* TASK DATA *
━━━━

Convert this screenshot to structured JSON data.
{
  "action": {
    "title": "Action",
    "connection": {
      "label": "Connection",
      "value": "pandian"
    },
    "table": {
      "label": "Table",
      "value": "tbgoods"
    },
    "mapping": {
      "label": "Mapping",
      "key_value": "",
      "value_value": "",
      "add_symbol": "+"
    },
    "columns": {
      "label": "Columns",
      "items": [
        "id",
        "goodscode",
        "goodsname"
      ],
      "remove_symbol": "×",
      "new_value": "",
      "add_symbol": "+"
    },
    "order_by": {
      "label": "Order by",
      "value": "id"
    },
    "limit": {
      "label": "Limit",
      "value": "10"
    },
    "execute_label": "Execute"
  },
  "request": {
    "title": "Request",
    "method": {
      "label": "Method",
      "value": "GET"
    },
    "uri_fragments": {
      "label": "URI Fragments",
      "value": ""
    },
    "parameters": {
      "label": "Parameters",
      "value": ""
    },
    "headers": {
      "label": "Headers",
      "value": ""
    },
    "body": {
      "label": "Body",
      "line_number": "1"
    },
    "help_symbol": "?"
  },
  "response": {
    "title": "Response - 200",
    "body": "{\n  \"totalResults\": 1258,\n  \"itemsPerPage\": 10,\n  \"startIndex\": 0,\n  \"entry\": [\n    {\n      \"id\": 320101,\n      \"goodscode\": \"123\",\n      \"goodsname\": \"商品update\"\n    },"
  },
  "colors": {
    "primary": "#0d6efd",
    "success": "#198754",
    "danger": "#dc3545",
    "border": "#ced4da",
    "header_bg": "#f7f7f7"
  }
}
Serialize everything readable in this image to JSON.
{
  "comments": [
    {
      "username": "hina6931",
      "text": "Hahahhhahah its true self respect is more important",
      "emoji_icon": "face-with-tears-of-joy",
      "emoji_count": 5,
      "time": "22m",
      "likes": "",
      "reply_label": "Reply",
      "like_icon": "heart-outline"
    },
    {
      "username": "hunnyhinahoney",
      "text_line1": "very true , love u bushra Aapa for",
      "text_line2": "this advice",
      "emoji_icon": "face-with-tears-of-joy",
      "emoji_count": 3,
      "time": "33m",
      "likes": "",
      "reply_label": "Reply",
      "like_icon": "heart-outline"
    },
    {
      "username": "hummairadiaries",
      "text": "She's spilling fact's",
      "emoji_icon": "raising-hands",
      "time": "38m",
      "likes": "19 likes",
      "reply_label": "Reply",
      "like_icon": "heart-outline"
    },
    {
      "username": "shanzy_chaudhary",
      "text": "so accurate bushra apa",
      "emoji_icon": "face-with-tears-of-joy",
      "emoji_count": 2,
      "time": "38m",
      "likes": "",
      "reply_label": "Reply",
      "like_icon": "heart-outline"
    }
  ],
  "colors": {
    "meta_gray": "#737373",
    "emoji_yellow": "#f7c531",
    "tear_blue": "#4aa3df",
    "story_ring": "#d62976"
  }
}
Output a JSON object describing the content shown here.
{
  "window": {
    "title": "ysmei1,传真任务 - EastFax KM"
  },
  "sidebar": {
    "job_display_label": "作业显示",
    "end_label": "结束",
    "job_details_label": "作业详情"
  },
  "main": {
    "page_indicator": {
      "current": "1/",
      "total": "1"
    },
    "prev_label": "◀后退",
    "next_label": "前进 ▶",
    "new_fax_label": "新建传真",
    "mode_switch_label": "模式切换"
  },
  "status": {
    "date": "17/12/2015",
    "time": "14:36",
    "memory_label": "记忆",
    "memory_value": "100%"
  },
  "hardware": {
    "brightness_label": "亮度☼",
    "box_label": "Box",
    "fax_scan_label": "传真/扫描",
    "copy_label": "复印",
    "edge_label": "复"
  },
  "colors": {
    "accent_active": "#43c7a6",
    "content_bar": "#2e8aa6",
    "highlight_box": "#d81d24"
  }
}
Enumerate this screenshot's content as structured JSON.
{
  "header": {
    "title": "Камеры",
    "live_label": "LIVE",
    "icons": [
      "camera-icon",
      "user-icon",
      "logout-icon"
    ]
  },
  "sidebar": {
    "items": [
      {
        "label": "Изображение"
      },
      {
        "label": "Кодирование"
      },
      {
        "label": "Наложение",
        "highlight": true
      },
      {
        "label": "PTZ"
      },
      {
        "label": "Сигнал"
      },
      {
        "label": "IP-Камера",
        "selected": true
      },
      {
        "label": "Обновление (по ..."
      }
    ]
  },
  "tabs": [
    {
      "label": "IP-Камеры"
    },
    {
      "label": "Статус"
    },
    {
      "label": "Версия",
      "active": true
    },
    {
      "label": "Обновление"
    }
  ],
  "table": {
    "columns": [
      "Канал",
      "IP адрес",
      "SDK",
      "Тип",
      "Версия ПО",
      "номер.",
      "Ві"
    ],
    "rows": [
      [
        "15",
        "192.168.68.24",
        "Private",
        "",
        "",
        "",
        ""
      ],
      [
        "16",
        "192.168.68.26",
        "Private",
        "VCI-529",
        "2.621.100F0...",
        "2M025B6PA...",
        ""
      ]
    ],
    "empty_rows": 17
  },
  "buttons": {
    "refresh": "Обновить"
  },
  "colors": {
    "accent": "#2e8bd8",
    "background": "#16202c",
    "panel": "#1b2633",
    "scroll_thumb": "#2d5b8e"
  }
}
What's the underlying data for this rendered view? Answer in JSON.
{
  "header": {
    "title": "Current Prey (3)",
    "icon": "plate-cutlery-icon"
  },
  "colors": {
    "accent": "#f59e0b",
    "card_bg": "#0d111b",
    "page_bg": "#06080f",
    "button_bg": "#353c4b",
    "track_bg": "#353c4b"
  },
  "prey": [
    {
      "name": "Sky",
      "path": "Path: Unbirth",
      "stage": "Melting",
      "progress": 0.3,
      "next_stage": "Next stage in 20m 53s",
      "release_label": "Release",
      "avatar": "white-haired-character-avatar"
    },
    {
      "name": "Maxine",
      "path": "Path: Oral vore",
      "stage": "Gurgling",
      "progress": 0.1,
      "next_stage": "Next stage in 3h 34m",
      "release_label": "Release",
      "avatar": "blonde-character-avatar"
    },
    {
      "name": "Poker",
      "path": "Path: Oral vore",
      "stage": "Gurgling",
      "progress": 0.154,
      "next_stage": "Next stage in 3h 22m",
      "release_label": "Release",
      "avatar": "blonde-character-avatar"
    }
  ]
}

━━━━

* DIRECTIONS *
Copy every line exactly. Leave nothing out.

* RESULT FOR THIS TASK *
Convert this screenshot to structured JSON data.
{
  "action": {
    "title": "Action",
    "connection": {
      "label": "Connection",
      "value": "pandian"
    },
    "table": {
      "label": "Table",
      "value": "tbgoods"
    },
    "mapping": {
      "label": "Mapping",
      "key_value": "",
      "value_value": "",
      "add_symbol": "+"
    },
    "columns": {
      "label": "Columns",
      "items": [
        "id",
        "goodscode",
        "goodsname"
      ],
      "remove_symbol": "×",
      "new_value": "",
      "add_symbol": "+"
    },
    "order_by": {
      "label": "Order by",
      "value": "id"
    },
    "limit": {
      "label": "Limit",
      "value": "10"
    },
    "execute_label": "Execute"
  },
  "request": {
    "title": "Request",
    "method": {
      "label": "Method",
      "value": "GET"
    },
    "uri_fragments": {
      "label": "URI Fragments",
      "value": ""
    },
    "parameters": {
      "label": "Parameters",
      "value": ""
    },
    "headers": {
      "label": "Headers",
      "value": ""
    },
    "body": {
      "label": "Body",
      "line_number": "1"
    },
    "help_symbol": "?"
  },
  "response": {
    "title": "Response - 200",
    "body": "{\n  \"totalResults\": 1258,\n  \"itemsPerPage\": 10,\n  \"startIndex\": 0,\n  \"entry\": [\n    {\n      \"id\": 320101,\n      \"goodscode\": \"123\",\n      \"goodsname\": \"商品update\"\n    },"
  },
  "colors": {
    "primary": "#0d6efd",
    "success": "#198754",
    "danger": "#dc3545",
    "border": "#ced4da",
    "header_bg": "#f7f7f7"
  }
}
Serialize everything readable in this image to JSON.
{
  "comments": [
    {
      "username": "hina6931",
      "text": "Hahahhhahah its true self respect is more important",
      "emoji_icon": "face-with-tears-of-joy",
      "emoji_count": 5,
      "time": "22m",
      "likes": "",
      "reply_label": "Reply",
      "like_icon": "heart-outline"
    },
    {
      "username": "hunnyhinahoney",
      "text_line1": "very true , love u bushra Aapa for",
      "text_line2": "this advice",
      "emoji_icon": "face-with-tears-of-joy",
      "emoji_count": 3,
      "time": "33m",
      "likes": "",
      "reply_label": "Reply",
      "like_icon": "heart-outline"
    },
    {
      "username": "hummairadiaries",
      "text": "She's spilling fact's",
      "emoji_icon": "raising-hands",
      "time": "38m",
      "likes": "19 likes",
      "reply_label": "Reply",
      "like_icon": "heart-outline"
    },
    {
      "username": "shanzy_chaudhary",
      "text": "so accurate bushra apa",
      "emoji_icon": "face-with-tears-of-joy",
      "emoji_count": 2,
      "time": "38m",
      "likes": "",
      "reply_label": "Reply",
      "like_icon": "heart-outline"
    }
  ],
  "colors": {
    "meta_gray": "#737373",
    "emoji_yellow": "#f7c531",
    "tear_blue": "#4aa3df",
    "story_ring": "#d62976"
  }
}
Output a JSON object describing the content shown here.
{
  "window": {
    "title": "ysmei1,传真任务 - EastFax KM"
  },
  "sidebar": {
    "job_display_label": "作业显示",
    "end_label": "结束",
    "job_details_label": "作业详情"
  },
  "main": {
    "page_indicator": {
      "current": "1/",
      "total": "1"
    },
    "prev_label": "◀后退",
    "next_label": "前进 ▶",
    "new_fax_label": "新建传真",
    "mode_switch_label": "模式切换"
  },
  "status": {
    "date": "17/12/2015",
    "time": "14:36",
    "memory_label": "记忆",
    "memory_value": "100%"
  },
  "hardware": {
    "brightness_label": "亮度☼",
    "box_label": "Box",
    "fax_scan_label": "传真/扫描",
    "copy_label": "复印",
    "edge_label": "复"
  },
  "colors": {
    "accent_active": "#43c7a6",
    "content_bar": "#2e8aa6",
    "highlight_box": "#d81d24"
  }
}
Enumerate this screenshot's content as structured JSON.
{
  "header": {
    "title": "Камеры",
    "live_label": "LIVE",
    "icons": [
      "camera-icon",
      "user-icon",
      "logout-icon"
    ]
  },
  "sidebar": {
    "items": [
      {
        "label": "Изображение"
      },
      {
        "label": "Кодирование"
      },
      {
        "label": "Наложение",
        "highlight": true
      },
      {
        "label": "PTZ"
      },
      {
        "label": "Сигнал"
      },
      {
        "label": "IP-Камера",
        "selected": true
      },
      {
        "label": "Обновление (по ..."
      }
    ]
  },
  "tabs": [
    {
      "label": "IP-Камеры"
    },
    {
      "label": "Статус"
    },
    {
      "label": "Версия",
      "active": true
    },
    {
      "label": "Обновление"
    }
  ],
  "table": {
    "columns": [
      "Канал",
      "IP адрес",
      "SDK",
      "Тип",
      "Версия ПО",
      "номер.",
      "Ві"
    ],
    "rows": [
      [
        "15",
        "192.168.68.24",
        "Private",
        "",
        "",
        "",
        ""
      ],
      [
        "16",
        "192.168.68.26",
        "Private",
        "VCI-529",
        "2.621.100F0...",
        "2M025B6PA...",
        ""
      ]
    ],
    "empty_rows": 17
  },
  "buttons": {
    "refresh": "Обновить"
  },
  "colors": {
    "accent": "#2e8bd8",
    "background": "#16202c",
    "panel": "#1b2633",
    "scroll_thumb": "#2d5b8e"
  }
}
What's the underlying data for this rendered view? Answer in JSON.
{
  "header": {
    "title": "Current Prey (3)",
    "icon": "plate-cutlery-icon"
  },
  "colors": {
    "accent": "#f59e0b",
    "card_bg": "#0d111b",
    "page_bg": "#06080f",
    "button_bg": "#353c4b",
    "track_bg": "#353c4b"
  },
  "prey": [
    {
      "name": "Sky",
      "path": "Path: Unbirth",
      "stage": "Melting",
      "progress": 0.3,
      "next_stage": "Next stage in 20m 53s",
      "release_label": "Release",
      "avatar": "white-haired-character-avatar"
    },
    {
      "name": "Maxine",
      "path": "Path: Oral vore",
      "stage": "Gurgling",
      "progress": 0.1,
      "next_stage": "Next stage in 3h 34m",
      "release_label": "Release",
      "avatar": "blonde-character-avatar"
    },
    {
      "name": "Poker",
      "path": "Path: Oral vore",
      "stage": "Gurgling",
      "progress": 0.154,
      "next_stage": "Next stage in 3h 22m",
      "release_label": "Release",
      "avatar": "blonde-character-avatar"
    }
  ]
}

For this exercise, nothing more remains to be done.